▶ **Requirement**:
Could you extract every entry below and reproduce it exactly?

## BEGIN Data records

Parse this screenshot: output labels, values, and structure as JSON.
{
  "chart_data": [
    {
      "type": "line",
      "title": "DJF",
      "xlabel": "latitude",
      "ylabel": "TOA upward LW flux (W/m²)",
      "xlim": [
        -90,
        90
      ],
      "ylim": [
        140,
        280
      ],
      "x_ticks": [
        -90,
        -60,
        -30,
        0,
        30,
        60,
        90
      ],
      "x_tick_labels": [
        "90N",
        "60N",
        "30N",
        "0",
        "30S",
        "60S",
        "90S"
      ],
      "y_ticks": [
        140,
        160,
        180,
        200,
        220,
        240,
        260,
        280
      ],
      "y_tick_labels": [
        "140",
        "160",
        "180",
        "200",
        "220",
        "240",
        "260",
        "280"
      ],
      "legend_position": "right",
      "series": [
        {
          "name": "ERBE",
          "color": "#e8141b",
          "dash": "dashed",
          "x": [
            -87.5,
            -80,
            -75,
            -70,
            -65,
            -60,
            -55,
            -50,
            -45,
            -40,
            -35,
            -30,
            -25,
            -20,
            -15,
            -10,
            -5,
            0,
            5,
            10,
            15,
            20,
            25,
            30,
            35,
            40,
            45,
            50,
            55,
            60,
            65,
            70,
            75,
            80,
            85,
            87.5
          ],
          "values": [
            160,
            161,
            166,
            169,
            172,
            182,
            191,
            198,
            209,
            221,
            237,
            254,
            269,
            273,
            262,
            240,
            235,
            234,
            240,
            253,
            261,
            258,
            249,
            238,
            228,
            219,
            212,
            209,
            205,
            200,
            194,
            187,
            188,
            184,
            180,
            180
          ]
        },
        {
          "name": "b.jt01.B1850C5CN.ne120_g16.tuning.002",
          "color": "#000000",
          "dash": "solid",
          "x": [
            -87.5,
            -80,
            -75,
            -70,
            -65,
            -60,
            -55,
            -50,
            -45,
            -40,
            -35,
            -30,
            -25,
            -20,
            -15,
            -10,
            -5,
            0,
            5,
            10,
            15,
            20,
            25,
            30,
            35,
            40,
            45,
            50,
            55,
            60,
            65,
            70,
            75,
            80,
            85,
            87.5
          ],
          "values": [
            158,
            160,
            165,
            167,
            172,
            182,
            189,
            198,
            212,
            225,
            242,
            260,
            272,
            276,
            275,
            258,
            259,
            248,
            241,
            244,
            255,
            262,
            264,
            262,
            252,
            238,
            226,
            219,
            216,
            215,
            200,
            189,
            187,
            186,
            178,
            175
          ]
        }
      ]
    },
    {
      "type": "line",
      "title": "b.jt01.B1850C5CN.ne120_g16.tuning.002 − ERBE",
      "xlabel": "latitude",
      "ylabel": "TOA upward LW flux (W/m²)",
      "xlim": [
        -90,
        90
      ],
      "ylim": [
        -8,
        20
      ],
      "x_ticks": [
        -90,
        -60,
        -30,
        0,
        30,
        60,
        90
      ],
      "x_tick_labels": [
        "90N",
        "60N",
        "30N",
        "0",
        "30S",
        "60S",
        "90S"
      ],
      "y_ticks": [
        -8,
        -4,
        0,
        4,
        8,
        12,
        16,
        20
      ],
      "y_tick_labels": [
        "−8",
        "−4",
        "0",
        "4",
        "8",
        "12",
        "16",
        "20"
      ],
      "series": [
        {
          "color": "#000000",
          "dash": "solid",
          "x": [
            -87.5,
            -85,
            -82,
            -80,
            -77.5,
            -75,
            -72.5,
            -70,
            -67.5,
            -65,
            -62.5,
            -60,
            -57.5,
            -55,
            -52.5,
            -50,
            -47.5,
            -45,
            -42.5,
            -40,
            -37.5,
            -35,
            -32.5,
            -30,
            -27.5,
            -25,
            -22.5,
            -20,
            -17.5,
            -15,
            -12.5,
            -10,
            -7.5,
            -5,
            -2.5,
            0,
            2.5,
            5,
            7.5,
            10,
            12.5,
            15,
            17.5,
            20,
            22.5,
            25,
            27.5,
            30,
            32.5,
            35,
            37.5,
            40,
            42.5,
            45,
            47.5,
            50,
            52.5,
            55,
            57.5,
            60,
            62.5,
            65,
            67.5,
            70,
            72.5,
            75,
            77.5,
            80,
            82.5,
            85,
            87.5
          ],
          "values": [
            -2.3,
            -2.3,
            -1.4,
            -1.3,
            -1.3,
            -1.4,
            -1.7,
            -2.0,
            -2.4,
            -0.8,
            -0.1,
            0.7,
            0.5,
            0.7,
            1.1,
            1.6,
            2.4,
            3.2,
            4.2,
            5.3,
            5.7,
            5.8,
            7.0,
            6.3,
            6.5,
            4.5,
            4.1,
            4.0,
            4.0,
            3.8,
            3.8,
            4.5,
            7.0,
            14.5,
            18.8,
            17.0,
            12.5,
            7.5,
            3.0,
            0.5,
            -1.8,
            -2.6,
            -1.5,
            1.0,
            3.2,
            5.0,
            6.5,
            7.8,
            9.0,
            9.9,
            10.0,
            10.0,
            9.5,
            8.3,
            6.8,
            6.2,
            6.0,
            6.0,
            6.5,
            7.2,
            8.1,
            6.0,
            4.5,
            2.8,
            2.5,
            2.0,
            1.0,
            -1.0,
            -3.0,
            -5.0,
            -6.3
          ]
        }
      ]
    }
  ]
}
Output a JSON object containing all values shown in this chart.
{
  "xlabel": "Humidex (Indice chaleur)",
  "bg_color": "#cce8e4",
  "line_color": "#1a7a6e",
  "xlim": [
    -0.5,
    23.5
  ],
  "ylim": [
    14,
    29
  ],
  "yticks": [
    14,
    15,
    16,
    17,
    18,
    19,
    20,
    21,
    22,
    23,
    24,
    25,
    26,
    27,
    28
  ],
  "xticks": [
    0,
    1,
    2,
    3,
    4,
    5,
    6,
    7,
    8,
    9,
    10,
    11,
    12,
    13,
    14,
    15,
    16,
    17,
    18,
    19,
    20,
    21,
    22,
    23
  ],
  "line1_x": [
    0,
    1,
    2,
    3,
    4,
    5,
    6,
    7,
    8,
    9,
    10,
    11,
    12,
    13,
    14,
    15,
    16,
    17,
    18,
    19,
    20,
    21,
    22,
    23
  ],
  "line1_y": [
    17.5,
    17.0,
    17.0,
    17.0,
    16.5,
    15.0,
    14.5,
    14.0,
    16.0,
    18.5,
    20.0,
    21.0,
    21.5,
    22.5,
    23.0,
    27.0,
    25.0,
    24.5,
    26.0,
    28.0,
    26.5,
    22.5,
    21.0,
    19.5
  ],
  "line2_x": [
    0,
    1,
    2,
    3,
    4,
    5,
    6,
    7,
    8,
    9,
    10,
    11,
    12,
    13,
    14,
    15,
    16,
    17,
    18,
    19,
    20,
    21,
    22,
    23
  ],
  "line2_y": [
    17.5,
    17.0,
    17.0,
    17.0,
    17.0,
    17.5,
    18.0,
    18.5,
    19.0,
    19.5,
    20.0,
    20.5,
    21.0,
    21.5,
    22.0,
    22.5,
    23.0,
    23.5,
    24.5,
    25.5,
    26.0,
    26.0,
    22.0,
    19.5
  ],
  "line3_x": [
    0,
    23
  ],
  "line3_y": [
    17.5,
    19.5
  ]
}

## END Data records

▶ **Answer below**:
Parse this screenshot: output labels, values, and structure as JSON.
{
  "chart_data": [
    {
      "type": "line",
      "title": "DJF",
      "xlabel": "latitude",
      "ylabel": "TOA upward LW flux (W/m²)",
      "xlim": [
        -90,
        90
      ],
      "ylim": [
        140,
        280
      ],
      "x_ticks": [
        -90,
        -60,
        -30,
        0,
        30,
        60,
        90
      ],
      "x_tick_labels": [
        "90N",
        "60N",
        "30N",
        "0",
        "30S",
        "60S",
        "90S"
      ],
      "y_ticks": [
        140,
        160,
        180,
        200,
        220,
        240,
        260,
        280
      ],
      "y_tick_labels": [
        "140",
        "160",
        "180",
        "200",
        "220",
        "240",
        "260",
        "280"
      ],
      "legend_position": "right",
      "series": [
        {
          "name": "ERBE",
          "color": "#e8141b",
          "dash": "dashed",
          "x": [
            -87.5,
            -80,
            -75,
            -70,
            -65,
            -60,
            -55,
            -50,
            -45,
            -40,
            -35,
            -30,
            -25,
            -20,
            -15,
            -10,
            -5,
            0,
            5,
            10,
            15,
            20,
            25,
            30,
            35,
            40,
            45,
            50,
            55,
            60,
            65,
            70,
            75,
            80,
            85,
            87.5
          ],
          "values": [
            160,
            161,
            166,
            169,
            172,
            182,
            191,
            198,
            209,
            221,
            237,
            254,
            269,
            273,
            262,
            240,
            235,
            234,
            240,
            253,
            261,
            258,
            249,
            238,
            228,
            219,
            212,
            209,
            205,
            200,
            194,
            187,
            188,
            184,
            180,
            180
          ]
        },
        {
          "name": "b.jt01.B1850C5CN.ne120_g16.tuning.002",
          "color": "#000000",
          "dash": "solid",
          "x": [
            -87.5,
            -80,
            -75,
            -70,
            -65,
            -60,
            -55,
            -50,
            -45,
            -40,
            -35,
            -30,
            -25,
            -20,
            -15,
            -10,
            -5,
            0,
            5,
            10,
            15,
            20,
            25,
            30,
            35,
            40,
            45,
            50,
            55,
            60,
            65,
            70,
            75,
            80,
            85,
            87.5
          ],
          "values": [
            158,
            160,
            165,
            167,
            172,
            182,
            189,
            198,
            212,
            225,
            242,
            260,
            272,
            276,
            275,
            258,
            259,
            248,
            241,
            244,
            255,
            262,
            264,
            262,
            252,
            238,
            226,
            219,
            216,
            215,
            200,
            189,
            187,
            186,
            178,
            175
          ]
        }
      ]
    },
    {
      "type": "line",
      "title": "b.jt01.B1850C5CN.ne120_g16.tuning.002 − ERBE",
      "xlabel": "latitude",
      "ylabel": "TOA upward LW flux (W/m²)",
      "xlim": [
        -90,
        90
      ],
      "ylim": [
        -8,
        20
      ],
      "x_ticks": [
        -90,
        -60,
        -30,
        0,
        30,
        60,
        90
      ],
      "x_tick_labels": [
        "90N",
        "60N",
        "30N",
        "0",
        "30S",
        "60S",
        "90S"
      ],
      "y_ticks": [
        -8,
        -4,
        0,
        4,
        8,
        12,
        16,
        20
      ],
      "y_tick_labels": [
        "−8",
        "−4",
        "0",
        "4",
        "8",
        "12",
        "16",
        "20"
      ],
      "series": [
        {
          "color": "#000000",
          "dash": "solid",
          "x": [
            -87.5,
            -85,
            -82,
            -80,
            -77.5,
            -75,
            -72.5,
            -70,
            -67.5,
            -65,
            -62.5,
            -60,
            -57.5,
            -55,
            -52.5,
            -50,
            -47.5,
            -45,
            -42.5,
            -40,
            -37.5,
            -35,
            -32.5,
            -30,
            -27.5,
            -25,
            -22.5,
            -20,
            -17.5,
            -15,
            -12.5,
            -10,
            -7.5,
            -5,
            -2.5,
            0,
            2.5,
            5,
            7.5,
            10,
            12.5,
            15,
            17.5,
            20,
            22.5,
            25,
            27.5,
            30,
            32.5,
            35,
            37.5,
            40,
            42.5,
            45,
            47.5,
            50,
            52.5,
            55,
            57.5,
            60,
            62.5,
            65,
            67.5,
            70,
            72.5,
            75,
            77.5,
            80,
            82.5,
            85,
            87.5
          ],
          "values": [
            -2.3,
            -2.3,
            -1.4,
            -1.3,
            -1.3,
            -1.4,
            -1.7,
            -2.0,
            -2.4,
            -0.8,
            -0.1,
            0.7,
            0.5,
            0.7,
            1.1,
            1.6,
            2.4,
            3.2,
            4.2,
            5.3,
            5.7,
            5.8,
            7.0,
            6.3,
            6.5,
            4.5,
            4.1,
            4.0,
            4.0,
            3.8,
            3.8,
            4.5,
            7.0,
            14.5,
            18.8,
            17.0,
            12.5,
            7.5,
            3.0,
            0.5,
            -1.8,
            -2.6,
            -1.5,
            1.0,
            3.2,
            5.0,
            6.5,
            7.8,
            9.0,
            9.9,
            10.0,
            10.0,
            9.5,
            8.3,
            6.8,
            6.2,
            6.0,
            6.0,
            6.5,
            7.2,
            8.1,
            6.0,
            4.5,
            2.8,
            2.5,
            2.0,
            1.0,
            -1.0,
            -3.0,
            -5.0,
            -6.3
          ]
        }
      ]
    }
  ]
}
Output a JSON object containing all values shown in this chart.
{
  "xlabel": "Humidex (Indice chaleur)",
  "bg_color": "#cce8e4",
  "line_color": "#1a7a6e",
  "xlim": [
    -0.5,
    23.5
  ],
  "ylim": [
    14,
    29
  ],
  "yticks": [
    14,
    15,
    16,
    17,
    18,
    19,
    20,
    21,
    22,
    23,
    24,
    25,
    26,
    27,
    28
  ],
  "xticks": [
    0,
    1,
    2,
    3,
    4,
    5,
    6,
    7,
    8,
    9,
    10,
    11,
    12,
    13,
    14,
    15,
    16,
    17,
    18,
    19,
    20,
    21,
    22,
    23
  ],
  "line1_x": [
    0,
    1,
    2,
    3,
    4,
    5,
    6,
    7,
    8,
    9,
    10,
    11,
    12,
    13,
    14,
    15,
    16,
    17,
    18,
    19,
    20,
    21,
    22,
    23
  ],
  "line1_y": [
    17.5,
    17.0,
    17.0,
    17.0,
    16.5,
    15.0,
    14.5,
    14.0,
    16.0,
    18.5,
    20.0,
    21.0,
    21.5,
    22.5,
    23.0,
    27.0,
    25.0,
    24.5,
    26.0,
    28.0,
    26.5,
    22.5,
    21.0,
    19.5
  ],
  "line2_x": [
    0,
    1,
    2,
    3,
    4,
    5,
    6,
    7,
    8,
    9,
    10,
    11,
    12,
    13,
    14,
    15,
    16,
    17,
    18,
    19,
    20,
    21,
    22,
    23
  ],
  "line2_y": [
    17.5,
    17.0,
    17.0,
    17.0,
    17.0,
    17.5,
    18.0,
    18.5,
    19.0,
    19.5,
    20.0,
    20.5,
    21.0,
    21.5,
    22.0,
    22.5,
    23.0,
    23.5,
    24.5,
    25.5,
    26.0,
    26.0,
    22.0,
    19.5
  ],
  "line3_x": [
    0,
    23
  ],
  "line3_y": [
    17.5,
    19.5
  ]
}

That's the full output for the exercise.